**Your goal**: Take the entries below and print all of them exactly, please.

===== Entries =====

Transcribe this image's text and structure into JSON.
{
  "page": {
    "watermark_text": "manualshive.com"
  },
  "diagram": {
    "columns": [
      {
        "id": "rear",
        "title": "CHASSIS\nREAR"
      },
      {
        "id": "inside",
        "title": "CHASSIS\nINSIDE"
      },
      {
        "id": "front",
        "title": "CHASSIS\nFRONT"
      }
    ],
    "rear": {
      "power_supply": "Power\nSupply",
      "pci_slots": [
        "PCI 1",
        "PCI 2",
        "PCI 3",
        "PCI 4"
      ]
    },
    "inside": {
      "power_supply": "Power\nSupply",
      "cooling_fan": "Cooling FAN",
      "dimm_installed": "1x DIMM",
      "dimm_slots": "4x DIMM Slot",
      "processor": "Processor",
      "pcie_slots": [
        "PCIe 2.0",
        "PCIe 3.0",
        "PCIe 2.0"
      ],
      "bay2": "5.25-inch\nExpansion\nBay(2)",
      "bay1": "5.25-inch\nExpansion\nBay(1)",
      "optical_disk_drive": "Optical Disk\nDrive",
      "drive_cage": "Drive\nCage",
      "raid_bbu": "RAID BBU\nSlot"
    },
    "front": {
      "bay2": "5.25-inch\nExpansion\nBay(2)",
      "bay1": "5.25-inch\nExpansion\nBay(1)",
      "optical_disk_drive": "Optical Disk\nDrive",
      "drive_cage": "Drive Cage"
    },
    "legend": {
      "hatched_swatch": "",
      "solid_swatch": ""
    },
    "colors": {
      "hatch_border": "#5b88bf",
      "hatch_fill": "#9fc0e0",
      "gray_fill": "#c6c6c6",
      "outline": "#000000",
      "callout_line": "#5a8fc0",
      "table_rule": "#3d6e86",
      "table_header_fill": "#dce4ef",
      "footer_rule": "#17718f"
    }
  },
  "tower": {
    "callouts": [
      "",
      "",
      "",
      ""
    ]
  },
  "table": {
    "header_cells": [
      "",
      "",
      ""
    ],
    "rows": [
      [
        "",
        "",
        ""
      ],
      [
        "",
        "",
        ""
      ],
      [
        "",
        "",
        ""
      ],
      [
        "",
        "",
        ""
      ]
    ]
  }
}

=====

**Solution to this task**:
Transcribe this image's text and structure into JSON.
{
  "page": {
    "watermark_text": "manualshive.com"
  },
  "diagram": {
    "columns": [
      {
        "id": "rear",
        "title": "CHASSIS\nREAR"
      },
      {
        "id": "inside",
        "title": "CHASSIS\nINSIDE"
      },
      {
        "id": "front",
        "title": "CHASSIS\nFRONT"
      }
    ],
    "rear": {
      "power_supply": "Power\nSupply",
      "pci_slots": [
        "PCI 1",
        "PCI 2",
        "PCI 3",
        "PCI 4"
      ]
    },
    "inside": {
      "power_supply": "Power\nSupply",
      "cooling_fan": "Cooling FAN",
      "dimm_installed": "1x DIMM",
      "dimm_slots": "4x DIMM Slot",
      "processor": "Processor",
      "pcie_slots": [
        "PCIe 2.0",
        "PCIe 3.0",
        "PCIe 2.0"
      ],
      "bay2": "5.25-inch\nExpansion\nBay(2)",
      "bay1": "5.25-inch\nExpansion\nBay(1)",
      "optical_disk_drive": "Optical Disk\nDrive",
      "drive_cage": "Drive\nCage",
      "raid_bbu": "RAID BBU\nSlot"
    },
    "front": {
      "bay2": "5.25-inch\nExpansion\nBay(2)",
      "bay1": "5.25-inch\nExpansion\nBay(1)",
      "optical_disk_drive": "Optical Disk\nDrive",
      "drive_cage": "Drive Cage"
    },
    "legend": {
      "hatched_swatch": "",
      "solid_swatch": ""
    },
    "colors": {
      "hatch_border": "#5b88bf",
      "hatch_fill": "#9fc0e0",
      "gray_fill": "#c6c6c6",
      "outline": "#000000",
      "callout_line": "#5a8fc0",
      "table_rule": "#3d6e86",
      "table_header_fill": "#dce4ef",
      "footer_rule": "#17718f"
    }
  },
  "tower": {
    "callouts": [
      "",
      "",
      "",
      ""
    ]
  },
  "table": {
    "header_cells": [
      "",
      "",
      ""
    ],
    "rows": [
      [
        "",
        "",
        ""
      ],
      [
        "",
        "",
        ""
      ],
      [
        "",
        "",
        ""
      ],
      [
        "",
        "",
        ""
      ]
    ]
  }
}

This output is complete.